======== RECORDS PROVIDED
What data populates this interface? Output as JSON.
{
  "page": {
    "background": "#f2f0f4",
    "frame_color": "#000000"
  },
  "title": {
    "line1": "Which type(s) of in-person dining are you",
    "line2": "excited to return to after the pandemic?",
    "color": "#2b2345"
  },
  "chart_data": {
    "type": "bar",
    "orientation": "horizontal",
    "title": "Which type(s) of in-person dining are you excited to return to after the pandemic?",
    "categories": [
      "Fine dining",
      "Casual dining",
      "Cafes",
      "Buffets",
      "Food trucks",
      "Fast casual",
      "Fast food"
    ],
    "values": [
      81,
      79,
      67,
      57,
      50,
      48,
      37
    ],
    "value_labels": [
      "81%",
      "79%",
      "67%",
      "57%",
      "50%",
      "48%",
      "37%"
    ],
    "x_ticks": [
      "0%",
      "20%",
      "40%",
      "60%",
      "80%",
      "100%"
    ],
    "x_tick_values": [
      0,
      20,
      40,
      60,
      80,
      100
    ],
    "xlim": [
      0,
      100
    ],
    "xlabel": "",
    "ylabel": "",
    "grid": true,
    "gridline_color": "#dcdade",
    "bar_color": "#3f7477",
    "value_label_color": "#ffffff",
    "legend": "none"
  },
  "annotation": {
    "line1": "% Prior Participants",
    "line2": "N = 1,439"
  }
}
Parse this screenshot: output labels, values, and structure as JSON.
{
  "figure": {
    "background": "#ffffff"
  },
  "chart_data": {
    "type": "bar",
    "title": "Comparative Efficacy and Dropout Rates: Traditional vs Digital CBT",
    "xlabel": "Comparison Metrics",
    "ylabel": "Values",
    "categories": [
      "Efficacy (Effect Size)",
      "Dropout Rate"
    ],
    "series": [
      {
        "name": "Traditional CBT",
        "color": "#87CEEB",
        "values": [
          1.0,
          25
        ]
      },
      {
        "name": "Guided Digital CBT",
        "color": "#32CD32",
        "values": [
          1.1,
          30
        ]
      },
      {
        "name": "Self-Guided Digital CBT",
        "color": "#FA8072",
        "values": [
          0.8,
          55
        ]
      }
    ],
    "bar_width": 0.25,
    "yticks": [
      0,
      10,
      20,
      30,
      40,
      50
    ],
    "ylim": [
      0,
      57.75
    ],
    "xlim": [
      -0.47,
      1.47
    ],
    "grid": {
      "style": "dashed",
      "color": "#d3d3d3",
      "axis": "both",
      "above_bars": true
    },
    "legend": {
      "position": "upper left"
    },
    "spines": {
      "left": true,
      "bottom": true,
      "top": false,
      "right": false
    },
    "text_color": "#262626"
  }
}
================
## REQUIRED TASK
Working from the entries above, return all lines that contain "type".

## COMPLETED EXERCISE
    "line1": "Which type(s) of in-person dining are you",
    "type": "bar",
    "title": "Which type(s) of in-person dining are you excited to return to after the pandemic?",
    "type": "bar",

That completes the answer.